**WORK INSTRUCTIONS:** Skip the pictures. Copy all the rest of the records down exactly.

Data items
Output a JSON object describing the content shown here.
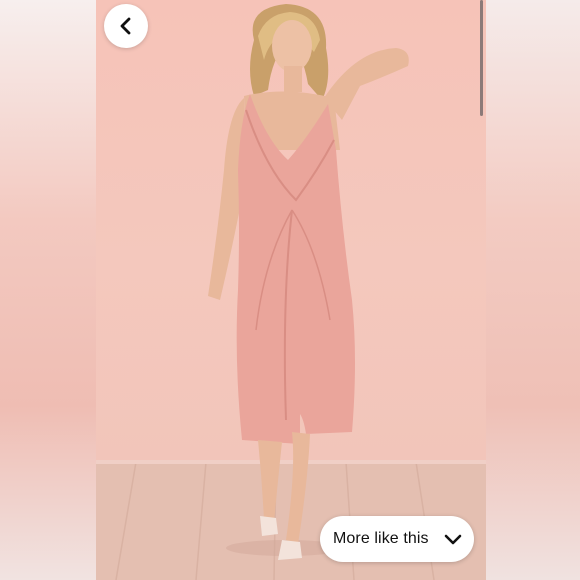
{
  "viewer": {
    "accent_background": "#f4c8bd",
    "back_icon": "chevron-left-icon",
    "more_button": {
      "label": "More like this",
      "icon": "chevron-down-icon"
    }
  }
}
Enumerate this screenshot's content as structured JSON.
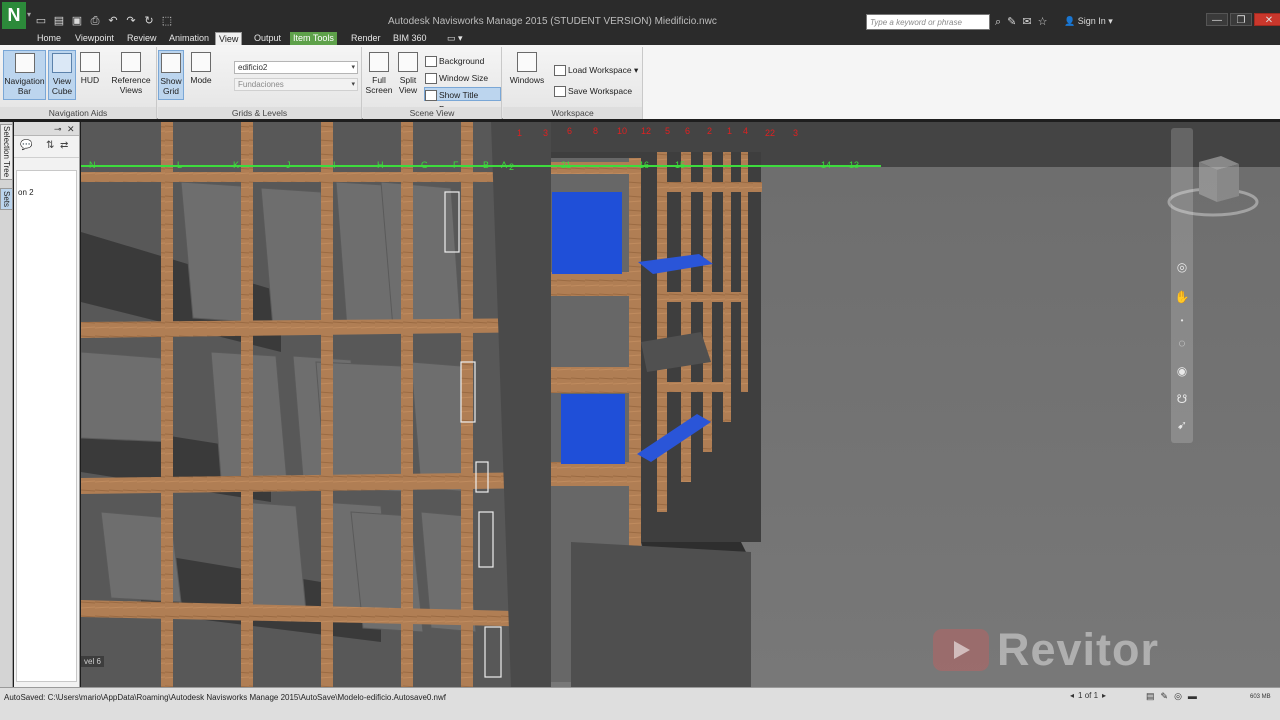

**TASK RESPONSE:**
Output a JSON object describing the content shown here.
{
  "viewer": {
    "accent_background": "#f4c8bd",
    "back_icon": "chevron-left-icon",
    "more_button": {
      "label": "More like this",
      "icon": "chevron-down-icon"
    }
  }
}
Enumerate this screenshot's content as structured JSON.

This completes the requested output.